_TASK TO COMPLETE_
Copy every line that holds "Аренда".

## START RECORDS SHOWN

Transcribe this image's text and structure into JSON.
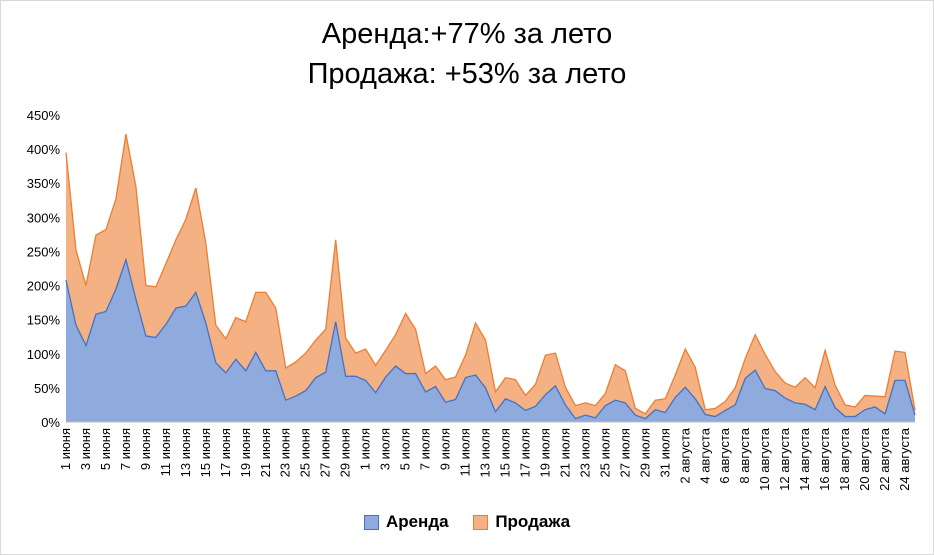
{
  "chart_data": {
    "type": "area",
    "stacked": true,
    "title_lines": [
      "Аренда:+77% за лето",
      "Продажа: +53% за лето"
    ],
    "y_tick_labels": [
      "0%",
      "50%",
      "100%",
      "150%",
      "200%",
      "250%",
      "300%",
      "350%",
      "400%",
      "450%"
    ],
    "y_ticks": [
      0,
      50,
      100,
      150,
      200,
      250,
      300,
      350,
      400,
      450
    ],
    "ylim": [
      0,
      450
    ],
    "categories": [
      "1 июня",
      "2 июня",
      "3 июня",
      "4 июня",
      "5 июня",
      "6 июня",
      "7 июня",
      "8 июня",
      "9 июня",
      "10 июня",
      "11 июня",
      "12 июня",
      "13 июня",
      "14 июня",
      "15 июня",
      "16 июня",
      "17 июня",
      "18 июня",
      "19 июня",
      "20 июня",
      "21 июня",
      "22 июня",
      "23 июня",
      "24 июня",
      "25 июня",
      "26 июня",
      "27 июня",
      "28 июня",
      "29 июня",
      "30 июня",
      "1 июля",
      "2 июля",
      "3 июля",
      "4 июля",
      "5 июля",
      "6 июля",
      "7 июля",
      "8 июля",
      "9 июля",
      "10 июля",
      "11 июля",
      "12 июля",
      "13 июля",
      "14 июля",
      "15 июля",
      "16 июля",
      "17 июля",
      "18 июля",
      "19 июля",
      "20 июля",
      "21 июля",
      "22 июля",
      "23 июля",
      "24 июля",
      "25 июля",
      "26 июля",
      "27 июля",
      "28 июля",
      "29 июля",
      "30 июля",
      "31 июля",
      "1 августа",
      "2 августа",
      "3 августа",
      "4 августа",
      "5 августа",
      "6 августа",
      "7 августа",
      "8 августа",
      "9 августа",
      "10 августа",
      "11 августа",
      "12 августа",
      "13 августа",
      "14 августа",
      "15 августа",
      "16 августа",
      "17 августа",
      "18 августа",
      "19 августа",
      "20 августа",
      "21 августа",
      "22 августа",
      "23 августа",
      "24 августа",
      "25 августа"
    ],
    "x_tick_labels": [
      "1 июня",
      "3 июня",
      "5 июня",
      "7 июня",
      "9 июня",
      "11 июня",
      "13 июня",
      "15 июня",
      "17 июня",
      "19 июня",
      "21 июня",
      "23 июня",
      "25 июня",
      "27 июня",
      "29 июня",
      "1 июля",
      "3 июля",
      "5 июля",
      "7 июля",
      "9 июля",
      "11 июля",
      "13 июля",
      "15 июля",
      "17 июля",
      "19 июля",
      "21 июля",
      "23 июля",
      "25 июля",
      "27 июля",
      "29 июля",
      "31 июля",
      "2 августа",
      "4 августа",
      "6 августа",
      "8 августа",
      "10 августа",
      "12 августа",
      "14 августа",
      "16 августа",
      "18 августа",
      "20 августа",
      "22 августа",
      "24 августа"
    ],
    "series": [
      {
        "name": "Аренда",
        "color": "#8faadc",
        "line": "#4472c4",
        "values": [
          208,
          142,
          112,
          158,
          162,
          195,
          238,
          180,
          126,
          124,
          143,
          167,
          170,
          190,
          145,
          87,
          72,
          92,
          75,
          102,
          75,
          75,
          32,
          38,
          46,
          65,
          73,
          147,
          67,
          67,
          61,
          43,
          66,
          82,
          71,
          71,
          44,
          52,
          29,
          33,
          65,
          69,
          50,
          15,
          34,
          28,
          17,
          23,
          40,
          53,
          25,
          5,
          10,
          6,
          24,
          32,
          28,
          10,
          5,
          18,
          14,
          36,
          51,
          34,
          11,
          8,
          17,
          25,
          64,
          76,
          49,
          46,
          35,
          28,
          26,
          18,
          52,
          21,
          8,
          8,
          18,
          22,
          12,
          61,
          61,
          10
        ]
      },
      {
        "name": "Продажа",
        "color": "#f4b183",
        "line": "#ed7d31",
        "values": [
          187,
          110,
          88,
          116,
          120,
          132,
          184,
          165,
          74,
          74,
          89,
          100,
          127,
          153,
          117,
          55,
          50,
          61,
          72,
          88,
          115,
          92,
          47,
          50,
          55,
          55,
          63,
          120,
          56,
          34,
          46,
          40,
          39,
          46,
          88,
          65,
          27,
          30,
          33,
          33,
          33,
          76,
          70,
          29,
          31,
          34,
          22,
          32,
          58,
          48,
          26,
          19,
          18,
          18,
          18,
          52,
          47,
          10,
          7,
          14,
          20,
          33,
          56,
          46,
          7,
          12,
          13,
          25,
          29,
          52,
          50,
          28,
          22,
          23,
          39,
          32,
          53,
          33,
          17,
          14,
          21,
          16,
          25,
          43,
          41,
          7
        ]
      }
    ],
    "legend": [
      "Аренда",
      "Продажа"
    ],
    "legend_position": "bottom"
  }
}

## END RECORDS SHOWN

_TASK OUTPUT_
      "Аренда:+77% за лето",
        "name": "Аренда",
      "Аренда",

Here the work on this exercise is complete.